• [What is being asked]: Transcribe every entry word for word. Skip the pictures.

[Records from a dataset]
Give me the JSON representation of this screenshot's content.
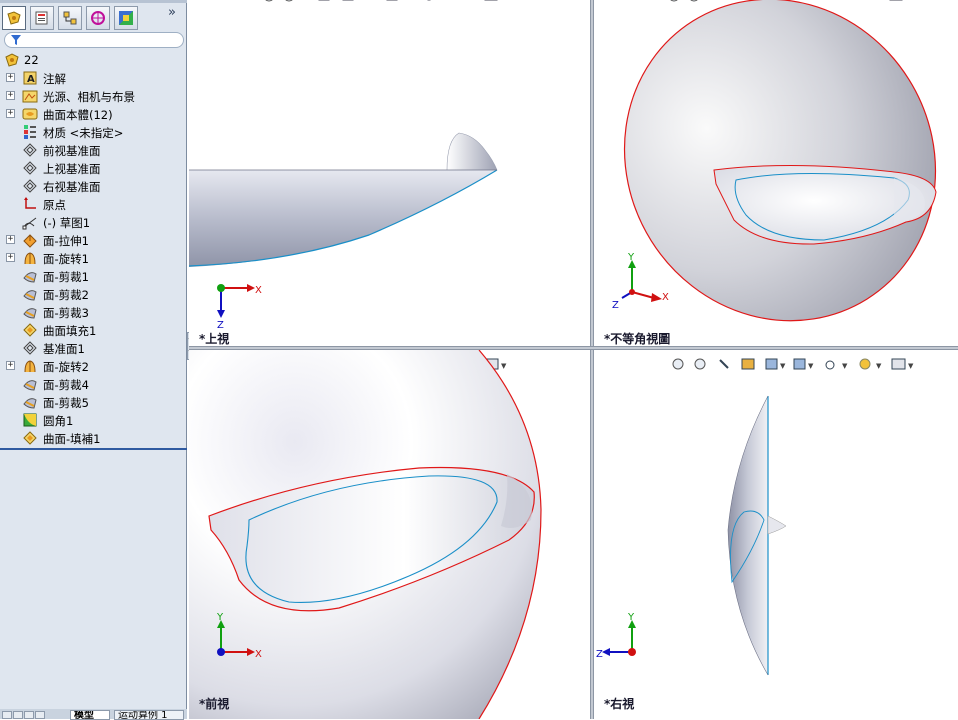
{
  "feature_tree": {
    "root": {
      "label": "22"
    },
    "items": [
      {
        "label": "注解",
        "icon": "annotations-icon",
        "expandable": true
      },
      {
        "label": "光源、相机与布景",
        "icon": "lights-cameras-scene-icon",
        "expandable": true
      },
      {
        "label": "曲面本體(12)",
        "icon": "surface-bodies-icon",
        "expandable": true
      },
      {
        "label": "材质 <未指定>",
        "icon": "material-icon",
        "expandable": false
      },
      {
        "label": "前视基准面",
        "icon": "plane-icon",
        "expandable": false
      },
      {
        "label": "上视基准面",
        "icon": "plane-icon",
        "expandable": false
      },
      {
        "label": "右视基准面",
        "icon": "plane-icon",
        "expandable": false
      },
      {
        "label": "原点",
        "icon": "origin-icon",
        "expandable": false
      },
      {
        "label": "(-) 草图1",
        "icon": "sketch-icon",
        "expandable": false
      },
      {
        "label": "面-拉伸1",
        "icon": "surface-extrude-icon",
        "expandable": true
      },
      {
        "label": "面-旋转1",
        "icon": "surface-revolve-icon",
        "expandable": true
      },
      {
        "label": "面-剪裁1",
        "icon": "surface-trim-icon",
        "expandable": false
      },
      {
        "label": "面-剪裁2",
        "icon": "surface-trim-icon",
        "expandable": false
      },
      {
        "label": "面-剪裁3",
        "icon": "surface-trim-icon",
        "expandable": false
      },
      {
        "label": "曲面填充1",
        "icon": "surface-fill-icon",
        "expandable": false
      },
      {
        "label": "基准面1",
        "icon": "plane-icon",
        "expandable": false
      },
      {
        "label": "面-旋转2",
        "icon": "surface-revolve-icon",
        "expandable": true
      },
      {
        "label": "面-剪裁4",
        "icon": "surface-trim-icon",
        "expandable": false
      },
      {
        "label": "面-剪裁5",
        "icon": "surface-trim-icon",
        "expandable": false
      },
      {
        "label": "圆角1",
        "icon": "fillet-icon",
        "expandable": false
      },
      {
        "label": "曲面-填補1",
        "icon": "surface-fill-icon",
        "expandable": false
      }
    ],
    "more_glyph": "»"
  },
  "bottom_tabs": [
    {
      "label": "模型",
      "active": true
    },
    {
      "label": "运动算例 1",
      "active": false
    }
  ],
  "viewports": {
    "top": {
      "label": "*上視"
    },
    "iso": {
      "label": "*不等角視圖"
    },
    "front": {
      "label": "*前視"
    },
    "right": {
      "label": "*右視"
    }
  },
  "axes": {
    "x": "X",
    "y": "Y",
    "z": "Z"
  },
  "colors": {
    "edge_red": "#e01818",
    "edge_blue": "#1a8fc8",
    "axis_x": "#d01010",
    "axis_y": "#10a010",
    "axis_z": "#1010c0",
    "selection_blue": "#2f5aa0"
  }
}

• [The answer]:
Give me the JSON representation of this screenshot's content.
{
  "feature_tree": {
    "root": {
      "label": "22"
    },
    "items": [
      {
        "label": "注解",
        "icon": "annotations-icon",
        "expandable": true
      },
      {
        "label": "光源、相机与布景",
        "icon": "lights-cameras-scene-icon",
        "expandable": true
      },
      {
        "label": "曲面本體(12)",
        "icon": "surface-bodies-icon",
        "expandable": true
      },
      {
        "label": "材质 <未指定>",
        "icon": "material-icon",
        "expandable": false
      },
      {
        "label": "前视基准面",
        "icon": "plane-icon",
        "expandable": false
      },
      {
        "label": "上视基准面",
        "icon": "plane-icon",
        "expandable": false
      },
      {
        "label": "右视基准面",
        "icon": "plane-icon",
        "expandable": false
      },
      {
        "label": "原点",
        "icon": "origin-icon",
        "expandable": false
      },
      {
        "label": "(-) 草图1",
        "icon": "sketch-icon",
        "expandable": false
      },
      {
        "label": "面-拉伸1",
        "icon": "surface-extrude-icon",
        "expandable": true
      },
      {
        "label": "面-旋转1",
        "icon": "surface-revolve-icon",
        "expandable": true
      },
      {
        "label": "面-剪裁1",
        "icon": "surface-trim-icon",
        "expandable": false
      },
      {
        "label": "面-剪裁2",
        "icon": "surface-trim-icon",
        "expandable": false
      },
      {
        "label": "面-剪裁3",
        "icon": "surface-trim-icon",
        "expandable": false
      },
      {
        "label": "曲面填充1",
        "icon": "surface-fill-icon",
        "expandable": false
      },
      {
        "label": "基准面1",
        "icon": "plane-icon",
        "expandable": false
      },
      {
        "label": "面-旋转2",
        "icon": "surface-revolve-icon",
        "expandable": true
      },
      {
        "label": "面-剪裁4",
        "icon": "surface-trim-icon",
        "expandable": false
      },
      {
        "label": "面-剪裁5",
        "icon": "surface-trim-icon",
        "expandable": false
      },
      {
        "label": "圆角1",
        "icon": "fillet-icon",
        "expandable": false
      },
      {
        "label": "曲面-填補1",
        "icon": "surface-fill-icon",
        "expandable": false
      }
    ],
    "more_glyph": "»"
  },
  "bottom_tabs": [
    {
      "label": "模型",
      "active": true
    },
    {
      "label": "运动算例 1",
      "active": false
    }
  ],
  "viewports": {
    "top": {
      "label": "*上視"
    },
    "iso": {
      "label": "*不等角視圖"
    },
    "front": {
      "label": "*前視"
    },
    "right": {
      "label": "*右視"
    }
  },
  "axes": {
    "x": "X",
    "y": "Y",
    "z": "Z"
  },
  "colors": {
    "edge_red": "#e01818",
    "edge_blue": "#1a8fc8",
    "axis_x": "#d01010",
    "axis_y": "#10a010",
    "axis_z": "#1010c0",
    "selection_blue": "#2f5aa0"
  }
}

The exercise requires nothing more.